Given exercise => Output the data exactly, with every line intact.

::::::::

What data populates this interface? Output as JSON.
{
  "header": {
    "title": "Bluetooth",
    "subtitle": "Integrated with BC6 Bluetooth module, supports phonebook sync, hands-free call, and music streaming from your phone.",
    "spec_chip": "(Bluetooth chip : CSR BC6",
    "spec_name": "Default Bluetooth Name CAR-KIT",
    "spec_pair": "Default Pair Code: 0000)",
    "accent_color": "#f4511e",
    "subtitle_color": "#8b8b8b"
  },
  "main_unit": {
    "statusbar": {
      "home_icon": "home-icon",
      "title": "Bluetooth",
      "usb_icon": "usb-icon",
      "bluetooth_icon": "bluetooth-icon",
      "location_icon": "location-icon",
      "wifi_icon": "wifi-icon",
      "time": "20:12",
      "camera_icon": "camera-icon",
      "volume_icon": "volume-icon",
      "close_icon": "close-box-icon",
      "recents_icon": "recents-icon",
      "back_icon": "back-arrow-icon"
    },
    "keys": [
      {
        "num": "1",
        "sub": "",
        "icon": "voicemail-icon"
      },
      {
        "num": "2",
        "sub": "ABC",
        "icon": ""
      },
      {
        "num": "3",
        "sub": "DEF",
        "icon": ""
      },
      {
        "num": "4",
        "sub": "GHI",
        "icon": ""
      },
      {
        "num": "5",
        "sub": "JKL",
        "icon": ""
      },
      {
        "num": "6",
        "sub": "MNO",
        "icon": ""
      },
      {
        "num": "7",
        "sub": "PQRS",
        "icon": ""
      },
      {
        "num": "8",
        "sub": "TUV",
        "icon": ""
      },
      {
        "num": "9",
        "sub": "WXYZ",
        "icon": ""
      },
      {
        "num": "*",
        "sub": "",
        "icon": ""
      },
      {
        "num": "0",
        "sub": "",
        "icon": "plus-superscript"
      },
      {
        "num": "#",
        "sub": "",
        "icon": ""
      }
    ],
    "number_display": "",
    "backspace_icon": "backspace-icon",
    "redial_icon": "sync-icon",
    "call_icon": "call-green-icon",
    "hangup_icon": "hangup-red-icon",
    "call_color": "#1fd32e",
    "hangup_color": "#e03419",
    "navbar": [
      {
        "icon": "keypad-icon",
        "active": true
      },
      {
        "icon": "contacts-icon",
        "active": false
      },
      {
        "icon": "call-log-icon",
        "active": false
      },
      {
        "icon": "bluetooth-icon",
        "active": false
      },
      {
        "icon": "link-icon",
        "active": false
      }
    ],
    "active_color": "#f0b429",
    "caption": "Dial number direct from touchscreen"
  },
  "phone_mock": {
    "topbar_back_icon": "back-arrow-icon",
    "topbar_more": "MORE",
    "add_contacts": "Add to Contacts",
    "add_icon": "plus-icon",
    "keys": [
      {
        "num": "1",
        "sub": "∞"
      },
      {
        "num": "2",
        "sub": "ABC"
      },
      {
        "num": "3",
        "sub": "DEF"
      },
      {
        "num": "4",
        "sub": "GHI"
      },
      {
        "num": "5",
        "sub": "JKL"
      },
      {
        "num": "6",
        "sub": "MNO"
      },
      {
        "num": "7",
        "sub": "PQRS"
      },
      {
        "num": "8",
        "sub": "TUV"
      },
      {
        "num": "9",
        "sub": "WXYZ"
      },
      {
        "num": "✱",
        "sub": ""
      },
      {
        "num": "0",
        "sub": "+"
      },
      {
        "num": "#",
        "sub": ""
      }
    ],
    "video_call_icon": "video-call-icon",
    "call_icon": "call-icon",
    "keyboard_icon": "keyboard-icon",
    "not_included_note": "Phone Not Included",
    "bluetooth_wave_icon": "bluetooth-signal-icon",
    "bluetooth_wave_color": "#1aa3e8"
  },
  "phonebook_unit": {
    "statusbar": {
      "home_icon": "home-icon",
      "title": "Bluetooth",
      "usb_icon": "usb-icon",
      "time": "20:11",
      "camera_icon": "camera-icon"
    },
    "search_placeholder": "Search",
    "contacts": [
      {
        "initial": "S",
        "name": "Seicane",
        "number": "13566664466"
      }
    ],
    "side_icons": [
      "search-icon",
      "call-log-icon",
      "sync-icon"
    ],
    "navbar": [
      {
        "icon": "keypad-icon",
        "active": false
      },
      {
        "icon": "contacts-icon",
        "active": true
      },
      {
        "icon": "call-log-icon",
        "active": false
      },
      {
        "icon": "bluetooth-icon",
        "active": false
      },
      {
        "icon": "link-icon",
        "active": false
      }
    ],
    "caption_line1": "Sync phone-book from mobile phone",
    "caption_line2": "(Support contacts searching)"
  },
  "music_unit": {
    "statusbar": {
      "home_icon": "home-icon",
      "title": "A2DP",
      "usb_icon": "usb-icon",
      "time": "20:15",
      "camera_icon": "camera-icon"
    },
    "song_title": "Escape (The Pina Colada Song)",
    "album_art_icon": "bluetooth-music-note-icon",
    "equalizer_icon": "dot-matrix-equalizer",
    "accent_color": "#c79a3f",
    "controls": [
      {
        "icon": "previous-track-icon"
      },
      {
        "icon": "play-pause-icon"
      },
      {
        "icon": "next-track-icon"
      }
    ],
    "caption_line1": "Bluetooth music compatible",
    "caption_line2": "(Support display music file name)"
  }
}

::::::::

Written response =>
What data populates this interface? Output as JSON.
{
  "header": {
    "title": "Bluetooth",
    "subtitle": "Integrated with BC6 Bluetooth module, supports phonebook sync, hands-free call, and music streaming from your phone.",
    "spec_chip": "(Bluetooth chip : CSR BC6",
    "spec_name": "Default Bluetooth Name CAR-KIT",
    "spec_pair": "Default Pair Code: 0000)",
    "accent_color": "#f4511e",
    "subtitle_color": "#8b8b8b"
  },
  "main_unit": {
    "statusbar": {
      "home_icon": "home-icon",
      "title": "Bluetooth",
      "usb_icon": "usb-icon",
      "bluetooth_icon": "bluetooth-icon",
      "location_icon": "location-icon",
      "wifi_icon": "wifi-icon",
      "time": "20:12",
      "camera_icon": "camera-icon",
      "volume_icon": "volume-icon",
      "close_icon": "close-box-icon",
      "recents_icon": "recents-icon",
      "back_icon": "back-arrow-icon"
    },
    "keys": [
      {
        "num": "1",
        "sub": "",
        "icon": "voicemail-icon"
      },
      {
        "num": "2",
        "sub": "ABC",
        "icon": ""
      },
      {
        "num": "3",
        "sub": "DEF",
        "icon": ""
      },
      {
        "num": "4",
        "sub": "GHI",
        "icon": ""
      },
      {
        "num": "5",
        "sub": "JKL",
        "icon": ""
      },
      {
        "num": "6",
        "sub": "MNO",
        "icon": ""
      },
      {
        "num": "7",
        "sub": "PQRS",
        "icon": ""
      },
      {
        "num": "8",
        "sub": "TUV",
        "icon": ""
      },
      {
        "num": "9",
        "sub": "WXYZ",
        "icon": ""
      },
      {
        "num": "*",
        "sub": "",
        "icon": ""
      },
      {
        "num": "0",
        "sub": "",
        "icon": "plus-superscript"
      },
      {
        "num": "#",
        "sub": "",
        "icon": ""
      }
    ],
    "number_display": "",
    "backspace_icon": "backspace-icon",
    "redial_icon": "sync-icon",
    "call_icon": "call-green-icon",
    "hangup_icon": "hangup-red-icon",
    "call_color": "#1fd32e",
    "hangup_color": "#e03419",
    "navbar": [
      {
        "icon": "keypad-icon",
        "active": true
      },
      {
        "icon": "contacts-icon",
        "active": false
      },
      {
        "icon": "call-log-icon",
        "active": false
      },
      {
        "icon": "bluetooth-icon",
        "active": false
      },
      {
        "icon": "link-icon",
        "active": false
      }
    ],
    "active_color": "#f0b429",
    "caption": "Dial number direct from touchscreen"
  },
  "phone_mock": {
    "topbar_back_icon": "back-arrow-icon",
    "topbar_more": "MORE",
    "add_contacts": "Add to Contacts",
    "add_icon": "plus-icon",
    "keys": [
      {
        "num": "1",
        "sub": "∞"
      },
      {
        "num": "2",
        "sub": "ABC"
      },
      {
        "num": "3",
        "sub": "DEF"
      },
      {
        "num": "4",
        "sub": "GHI"
      },
      {
        "num": "5",
        "sub": "JKL"
      },
      {
        "num": "6",
        "sub": "MNO"
      },
      {
        "num": "7",
        "sub": "PQRS"
      },
      {
        "num": "8",
        "sub": "TUV"
      },
      {
        "num": "9",
        "sub": "WXYZ"
      },
      {
        "num": "✱",
        "sub": ""
      },
      {
        "num": "0",
        "sub": "+"
      },
      {
        "num": "#",
        "sub": ""
      }
    ],
    "video_call_icon": "video-call-icon",
    "call_icon": "call-icon",
    "keyboard_icon": "keyboard-icon",
    "not_included_note": "Phone Not Included",
    "bluetooth_wave_icon": "bluetooth-signal-icon",
    "bluetooth_wave_color": "#1aa3e8"
  },
  "phonebook_unit": {
    "statusbar": {
      "home_icon": "home-icon",
      "title": "Bluetooth",
      "usb_icon": "usb-icon",
      "time": "20:11",
      "camera_icon": "camera-icon"
    },
    "search_placeholder": "Search",
    "contacts": [
      {
        "initial": "S",
        "name": "Seicane",
        "number": "13566664466"
      }
    ],
    "side_icons": [
      "search-icon",
      "call-log-icon",
      "sync-icon"
    ],
    "navbar": [
      {
        "icon": "keypad-icon",
        "active": false
      },
      {
        "icon": "contacts-icon",
        "active": true
      },
      {
        "icon": "call-log-icon",
        "active": false
      },
      {
        "icon": "bluetooth-icon",
        "active": false
      },
      {
        "icon": "link-icon",
        "active": false
      }
    ],
    "caption_line1": "Sync phone-book from mobile phone",
    "caption_line2": "(Support contacts searching)"
  },
  "music_unit": {
    "statusbar": {
      "home_icon": "home-icon",
      "title": "A2DP",
      "usb_icon": "usb-icon",
      "time": "20:15",
      "camera_icon": "camera-icon"
    },
    "song_title": "Escape (The Pina Colada Song)",
    "album_art_icon": "bluetooth-music-note-icon",
    "equalizer_icon": "dot-matrix-equalizer",
    "accent_color": "#c79a3f",
    "controls": [
      {
        "icon": "previous-track-icon"
      },
      {
        "icon": "play-pause-icon"
      },
      {
        "icon": "next-track-icon"
      }
    ],
    "caption_line1": "Bluetooth music compatible",
    "caption_line2": "(Support display music file name)"
  }
}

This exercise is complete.